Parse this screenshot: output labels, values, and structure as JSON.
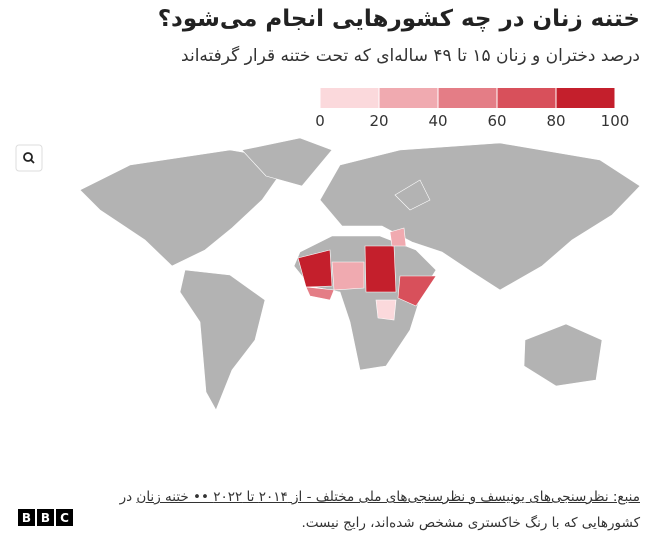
{
  "header": {
    "title": "ختنه زنان در چه کشورهایی انجام می‌شود؟",
    "subtitle": "درصد دختران و زنان ۱۵ تا ۴۹ ساله‌ای که تحت ختنه قرار گرفته‌اند"
  },
  "legend": {
    "range": [
      0,
      100
    ],
    "ticks": [
      0,
      20,
      40,
      60,
      80,
      100
    ],
    "colors": [
      "#fbd9dc",
      "#f0aab0",
      "#e47d86",
      "#d8505b",
      "#c41f2c"
    ]
  },
  "footer": {
    "source": "منبع: نظرسنجی‌های یونیسف و نظرسنجی‌های ملی مختلف - از ۲۰۱۴ تا ۲۰۲۲ •• ختنه زنان",
    "note": "در کشورهایی که با رنگ خاکستری مشخص شده‌اند، رایج نیست.",
    "logo": [
      "B",
      "B",
      "C"
    ]
  }
}
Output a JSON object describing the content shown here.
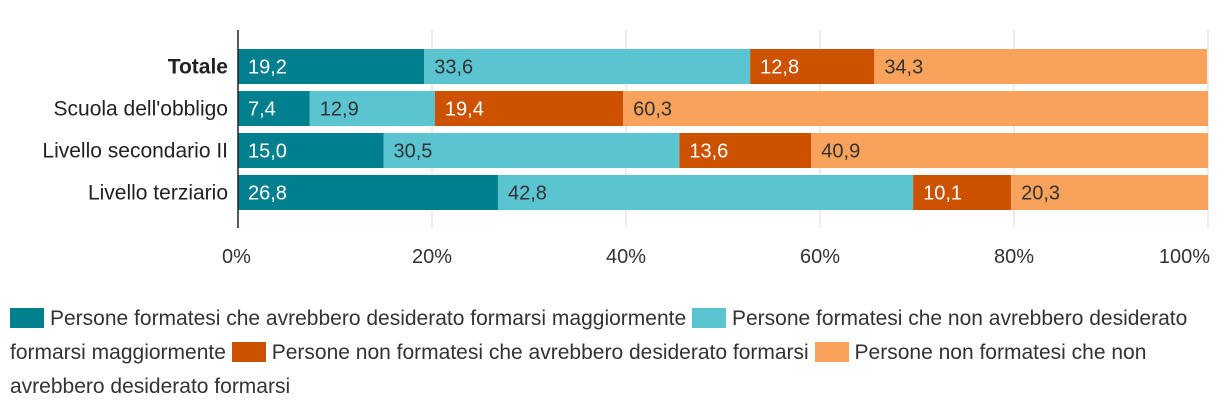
{
  "chart_data": {
    "type": "bar",
    "orientation": "horizontal",
    "stacked": true,
    "categories": [
      "Totale",
      "Scuola dell'obbligo",
      "Livello secondario II",
      "Livello terziario"
    ],
    "emphasized_categories": [
      "Totale"
    ],
    "series": [
      {
        "name": "Persone formatesi che avrebbero desiderato formarsi maggiormente",
        "color": "#007F8F",
        "label_color": "#ffffff",
        "values": [
          19.2,
          7.4,
          15.0,
          26.8
        ],
        "labels": [
          "19,2",
          "7,4",
          "15,0",
          "26,8"
        ]
      },
      {
        "name": "Persone formatesi che non avrebbero desiderato formarsi maggiormente",
        "color": "#5BC4D1",
        "label_color": "#333333",
        "values": [
          33.6,
          12.9,
          30.5,
          42.8
        ],
        "labels": [
          "33,6",
          "12,9",
          "30,5",
          "42,8"
        ]
      },
      {
        "name": "Persone non formatesi che avrebbero desiderato formarsi",
        "color": "#CC5200",
        "label_color": "#ffffff",
        "values": [
          12.8,
          19.4,
          13.6,
          10.1
        ],
        "labels": [
          "12,8",
          "19,4",
          "13,6",
          "10,1"
        ]
      },
      {
        "name": "Persone non formatesi che non avrebbero desiderato formarsi",
        "color": "#F9A25B",
        "label_color": "#333333",
        "values": [
          34.3,
          60.3,
          40.9,
          20.3
        ],
        "labels": [
          "34,3",
          "60,3",
          "40,9",
          "20,3"
        ]
      }
    ],
    "xlim": [
      0,
      100
    ],
    "x_ticks": [
      "0%",
      "20%",
      "40%",
      "60%",
      "80%",
      "100%"
    ],
    "grid": true,
    "legend_position": "bottom"
  }
}
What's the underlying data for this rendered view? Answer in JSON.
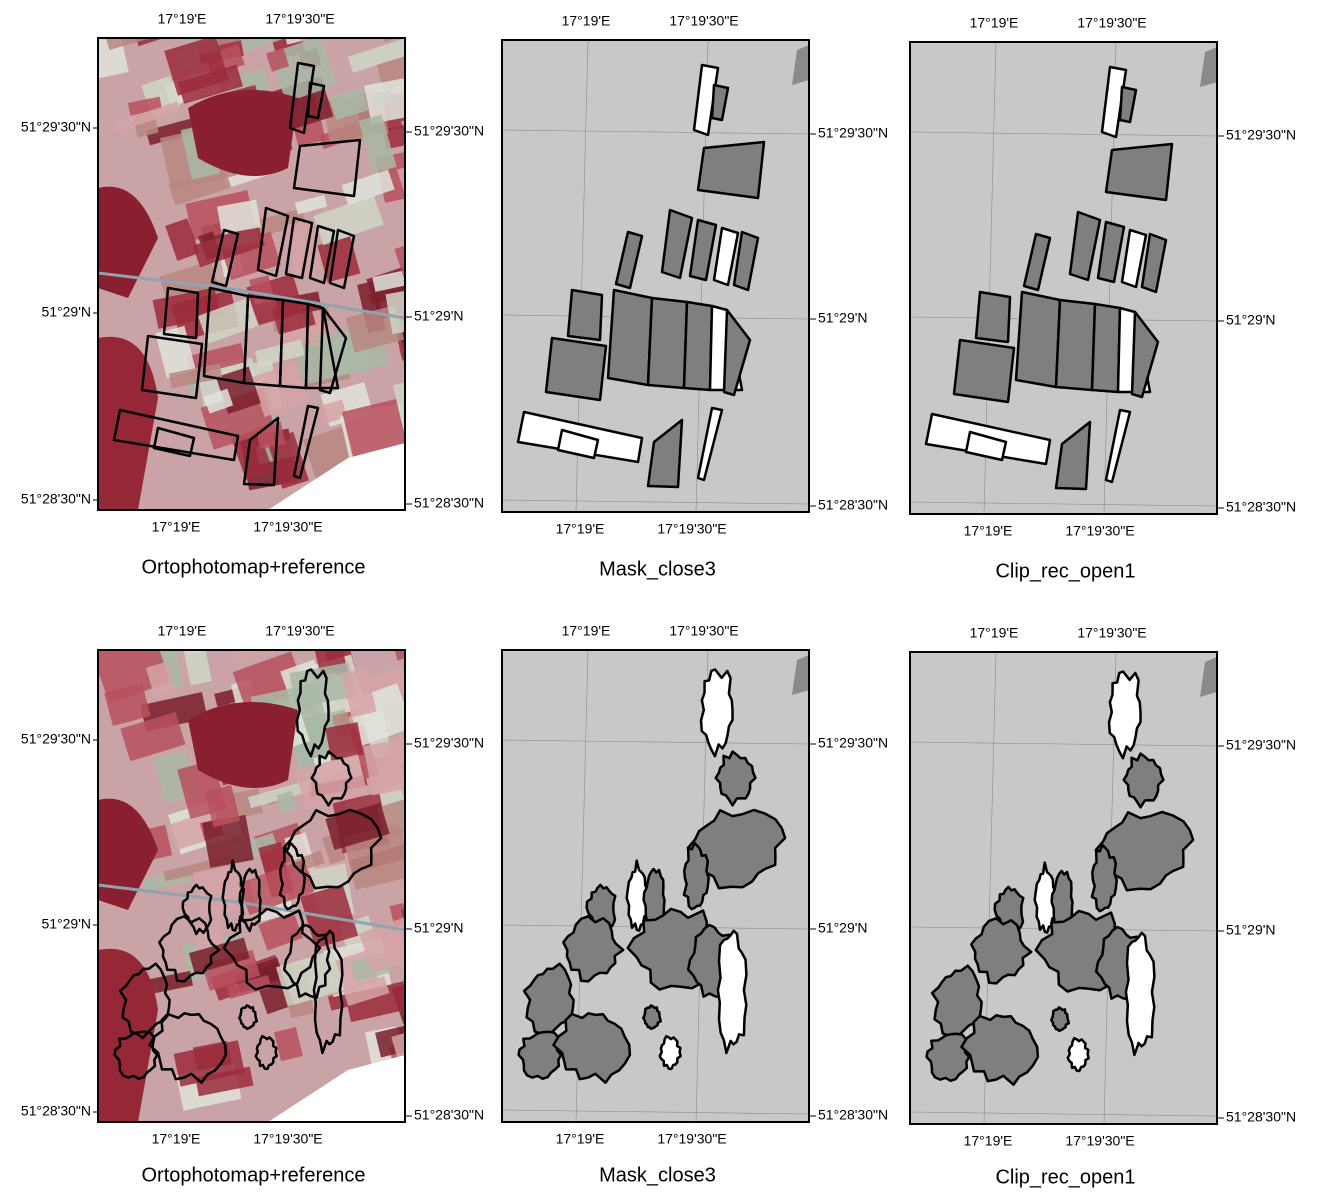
{
  "panels": [
    {
      "caption": "Ortophotomap+reference",
      "top_ticks": [
        "17°19'E",
        "17°19'30\"E"
      ],
      "bottom_ticks": [
        "17°19'E",
        "17°19'30\"E"
      ],
      "left_ticks": [
        "51°29'30\"N",
        "51°29'N",
        "51°28'30\"N"
      ],
      "right_ticks": [
        "51°29'30\"N",
        "51°29'N",
        "51°28'30\"N"
      ]
    },
    {
      "caption": "Mask_close3",
      "top_ticks": [
        "17°19'E",
        "17°19'30\"E"
      ],
      "bottom_ticks": [
        "17°19'E",
        "17°19'30\"E"
      ],
      "right_ticks": [
        "51°29'30\"N",
        "51°29'N",
        "51°28'30\"N"
      ]
    },
    {
      "caption": "Clip_rec_open1",
      "top_ticks": [
        "17°19'E",
        "17°19'30\"E"
      ],
      "bottom_ticks": [
        "17°19'E",
        "17°19'30\"E"
      ],
      "right_ticks": [
        "51°29'30\"N",
        "51°29'N",
        "51°28'30\"N"
      ]
    },
    {
      "caption": "Ortophotomap+reference",
      "top_ticks": [
        "17°19'E",
        "17°19'30\"E"
      ],
      "bottom_ticks": [
        "17°19'E",
        "17°19'30\"E"
      ],
      "left_ticks": [
        "51°29'30\"N",
        "51°29'N",
        "51°28'30\"N"
      ],
      "right_ticks": [
        "51°29'30\"N",
        "51°29'N",
        "51°28'30\"N"
      ]
    },
    {
      "caption": "Mask_close3",
      "top_ticks": [
        "17°19'E",
        "17°19'30\"E"
      ],
      "bottom_ticks": [
        "17°19'E",
        "17°19'30\"E"
      ],
      "right_ticks": [
        "51°29'30\"N",
        "51°29'N",
        "51°28'30\"N"
      ]
    },
    {
      "caption": "Clip_rec_open1",
      "top_ticks": [
        "17°19'E",
        "17°19'30\"E"
      ],
      "bottom_ticks": [
        "17°19'E",
        "17°19'30\"E"
      ],
      "right_ticks": [
        "51°29'30\"N",
        "51°29'N",
        "51°28'30\"N"
      ]
    }
  ]
}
_ _ _ _
How many lines of the listing above include the word "JSON"? State the number and nothing else.

Solution to the exercise
3